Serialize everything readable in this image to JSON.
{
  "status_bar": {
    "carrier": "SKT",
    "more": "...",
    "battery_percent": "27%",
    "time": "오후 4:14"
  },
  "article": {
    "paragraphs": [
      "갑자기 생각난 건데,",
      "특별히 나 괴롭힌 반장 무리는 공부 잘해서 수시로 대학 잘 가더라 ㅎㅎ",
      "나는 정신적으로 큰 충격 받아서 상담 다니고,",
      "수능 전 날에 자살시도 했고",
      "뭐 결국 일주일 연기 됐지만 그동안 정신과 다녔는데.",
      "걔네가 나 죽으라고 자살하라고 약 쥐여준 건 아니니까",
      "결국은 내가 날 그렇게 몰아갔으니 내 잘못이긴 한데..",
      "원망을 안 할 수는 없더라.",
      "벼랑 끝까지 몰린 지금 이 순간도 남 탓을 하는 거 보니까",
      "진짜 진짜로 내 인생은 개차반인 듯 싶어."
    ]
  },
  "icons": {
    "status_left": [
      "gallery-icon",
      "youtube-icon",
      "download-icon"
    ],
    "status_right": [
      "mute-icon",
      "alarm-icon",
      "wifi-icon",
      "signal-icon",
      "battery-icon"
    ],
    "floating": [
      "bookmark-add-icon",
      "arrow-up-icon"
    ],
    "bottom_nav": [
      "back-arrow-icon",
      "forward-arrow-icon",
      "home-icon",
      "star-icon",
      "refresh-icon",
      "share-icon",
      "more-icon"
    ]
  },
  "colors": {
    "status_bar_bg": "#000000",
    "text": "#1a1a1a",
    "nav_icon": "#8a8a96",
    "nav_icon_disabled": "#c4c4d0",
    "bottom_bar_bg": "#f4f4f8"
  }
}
......
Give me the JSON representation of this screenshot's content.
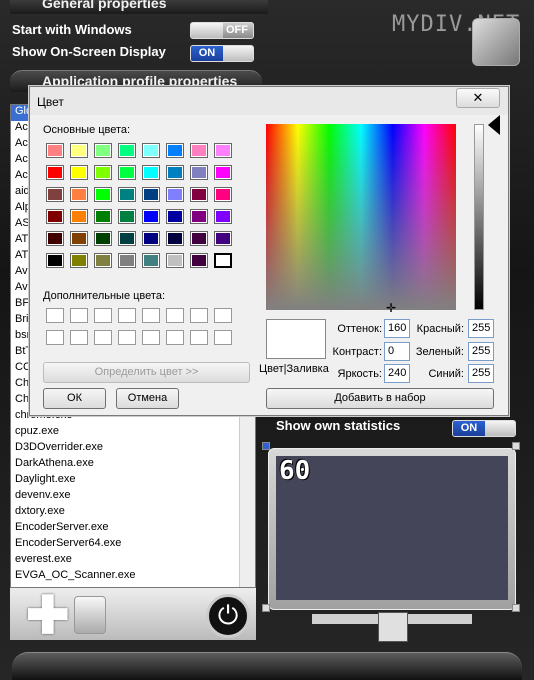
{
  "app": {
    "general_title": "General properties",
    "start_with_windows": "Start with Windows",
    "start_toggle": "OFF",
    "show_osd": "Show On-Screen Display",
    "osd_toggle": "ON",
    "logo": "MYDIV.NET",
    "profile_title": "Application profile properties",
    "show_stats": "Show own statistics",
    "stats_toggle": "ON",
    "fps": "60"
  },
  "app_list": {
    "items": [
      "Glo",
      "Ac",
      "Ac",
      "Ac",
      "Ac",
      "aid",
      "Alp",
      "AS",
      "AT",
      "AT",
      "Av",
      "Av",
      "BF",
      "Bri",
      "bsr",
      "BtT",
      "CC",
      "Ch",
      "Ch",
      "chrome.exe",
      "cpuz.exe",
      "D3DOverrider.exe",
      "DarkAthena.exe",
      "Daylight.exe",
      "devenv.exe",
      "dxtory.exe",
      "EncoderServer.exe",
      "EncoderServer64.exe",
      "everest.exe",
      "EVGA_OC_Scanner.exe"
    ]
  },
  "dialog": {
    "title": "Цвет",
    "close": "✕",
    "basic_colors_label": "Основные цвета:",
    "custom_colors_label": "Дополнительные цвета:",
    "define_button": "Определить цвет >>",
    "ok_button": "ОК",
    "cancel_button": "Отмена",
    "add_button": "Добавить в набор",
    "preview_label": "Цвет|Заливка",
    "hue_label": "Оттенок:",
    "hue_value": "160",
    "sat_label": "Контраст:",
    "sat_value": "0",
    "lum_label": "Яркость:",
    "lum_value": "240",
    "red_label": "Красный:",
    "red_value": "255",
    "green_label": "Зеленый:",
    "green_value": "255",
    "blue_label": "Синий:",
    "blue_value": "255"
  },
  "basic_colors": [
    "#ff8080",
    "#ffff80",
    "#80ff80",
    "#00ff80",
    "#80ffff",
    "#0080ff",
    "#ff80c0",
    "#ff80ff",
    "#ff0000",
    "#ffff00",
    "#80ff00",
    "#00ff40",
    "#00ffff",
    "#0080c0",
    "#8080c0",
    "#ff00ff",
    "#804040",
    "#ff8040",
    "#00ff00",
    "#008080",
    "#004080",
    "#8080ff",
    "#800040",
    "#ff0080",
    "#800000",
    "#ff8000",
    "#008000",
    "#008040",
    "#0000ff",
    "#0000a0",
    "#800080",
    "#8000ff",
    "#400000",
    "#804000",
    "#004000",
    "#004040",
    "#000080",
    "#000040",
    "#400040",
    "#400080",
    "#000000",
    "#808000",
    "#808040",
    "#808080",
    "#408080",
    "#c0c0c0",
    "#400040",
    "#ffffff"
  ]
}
......
Provide the number of lines in the data above that contain the string "arrow", and nothing else.

3